Exercise requirements -
What follows is a set of entries. Repeat them exactly, but not their pictures.

Items -
★ ★ ★ ★ ★
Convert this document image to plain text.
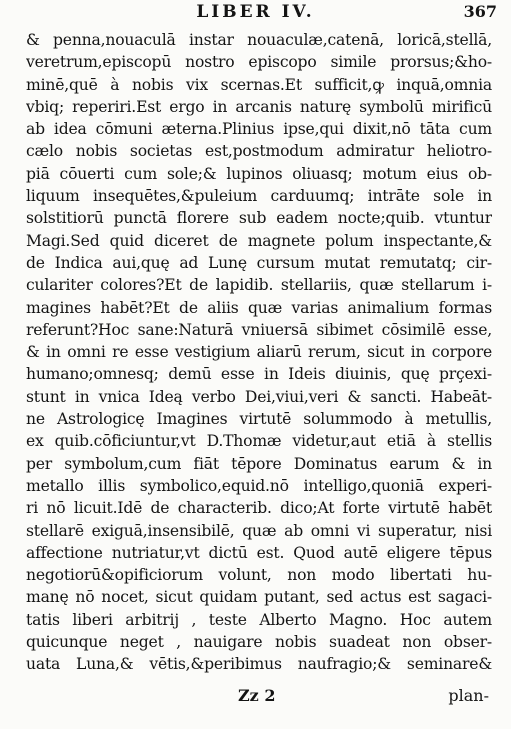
LIBER IV.	367
& penna,nouaculā instar nouaculæ,catenā, loricā,stellā,
veretrum,episcopū nostro episcopo simile prorsus;&ho-
minē,quē à nobis vix scernas.Et sufficit,ꝙ inquā,omnia
vbiq; reperiri.Est ergo in arcanis naturę symbolū mirificū
ab idea cōmuni æterna.Plinius ipse,qui dixit,nō tāta cum
cælo nobis societas est,postmodum admiratur heliotro-
piā cōuerti cum sole;& lupinos oliuasq; motum eius ob-
liquum insequētes,&puleium carduumq; intrāte sole in
solstitiorū punctā florere sub eadem nocte;quib. vtuntur
Magi.Sed quid diceret de magnete polum inspectante,&
de Indica aui,quę ad Lunę cursum mutat remutatq; cir-
culariter colores?Et de lapidib. stellariis, quæ stellarum i-
magines habēt?Et de aliis quæ varias animalium formas
referunt?Hoc sane:Naturā vniuersā sibimet cōsimilē esse,
& in omni re esse vestigium aliarū rerum, sicut in corpore
humano;omnesq; demū esse in Ideis diuinis, quę prçexi-
stunt in vnica Ideą verbo Dei,viui,veri & sancti. Habeāt-
ne Astrologicę Imagines virtutē solummodo à metullis,
ex quib.cōficiuntur,vt D.Thomæ videtur,aut etiā à stellis
per symbolum,cum fiāt tēpore Dominatus earum & in
metallo illis symbolico,equid.nō intelligo,quoniā experi-
ri nō licuit.Idē de characterib. dico;At forte virtutē habēt
stellarē exiguā,insensibilē, quæ ab omni vi superatur, nisi
affectione nutriatur,vt dictū est. Quod autē eligere tēpus
negotiorū&opificiorum volunt, non modo libertati hu-
manę nō nocet, sicut quidam putant, sed actus est sagaci-
tatis liberi arbitrij , teste Alberto Magno. Hoc autem
quicunque neget , nauigare nobis suadeat non obser-
uata Luna,& vētis,&peribimus naufragio;& seminare&
Zz 2	plan-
★ ★ ★ ★ ★
Task output -
Convert this document image to plain text.
LIBER IV.	367
& penna,nouaculā instar nouaculæ,catenā, loricā,stellā,
veretrum,episcopū nostro episcopo simile prorsus;&ho-
minē,quē à nobis vix scernas.Et sufficit,ꝙ inquā,omnia
vbiq; reperiri.Est ergo in arcanis naturę symbolū mirificū
ab idea cōmuni æterna.Plinius ipse,qui dixit,nō tāta cum
cælo nobis societas est,postmodum admiratur heliotro-
piā cōuerti cum sole;& lupinos oliuasq; motum eius ob-
liquum insequētes,&puleium carduumq; intrāte sole in
solstitiorū punctā florere sub eadem nocte;quib. vtuntur
Magi.Sed quid diceret de magnete polum inspectante,&
de Indica aui,quę ad Lunę cursum mutat remutatq; cir-
culariter colores?Et de lapidib. stellariis, quæ stellarum i-
magines habēt?Et de aliis quæ varias animalium formas
referunt?Hoc sane:Naturā vniuersā sibimet cōsimilē esse,
& in omni re esse vestigium aliarū rerum, sicut in corpore
humano;omnesq; demū esse in Ideis diuinis, quę prçexi-
stunt in vnica Ideą verbo Dei,viui,veri & sancti. Habeāt-
ne Astrologicę Imagines virtutē solummodo à metullis,
ex quib.cōficiuntur,vt D.Thomæ videtur,aut etiā à stellis
per symbolum,cum fiāt tēpore Dominatus earum & in
metallo illis symbolico,equid.nō intelligo,quoniā experi-
ri nō licuit.Idē de characterib. dico;At forte virtutē habēt
stellarē exiguā,insensibilē, quæ ab omni vi superatur, nisi
affectione nutriatur,vt dictū est. Quod autē eligere tēpus
negotiorū&opificiorum volunt, non modo libertati hu-
manę nō nocet, sicut quidam putant, sed actus est sagaci-
tatis liberi arbitrij , teste Alberto Magno. Hoc autem
quicunque neget , nauigare nobis suadeat non obser-
uata Luna,& vētis,&peribimus naufragio;& seminare&
Zz 2	plan-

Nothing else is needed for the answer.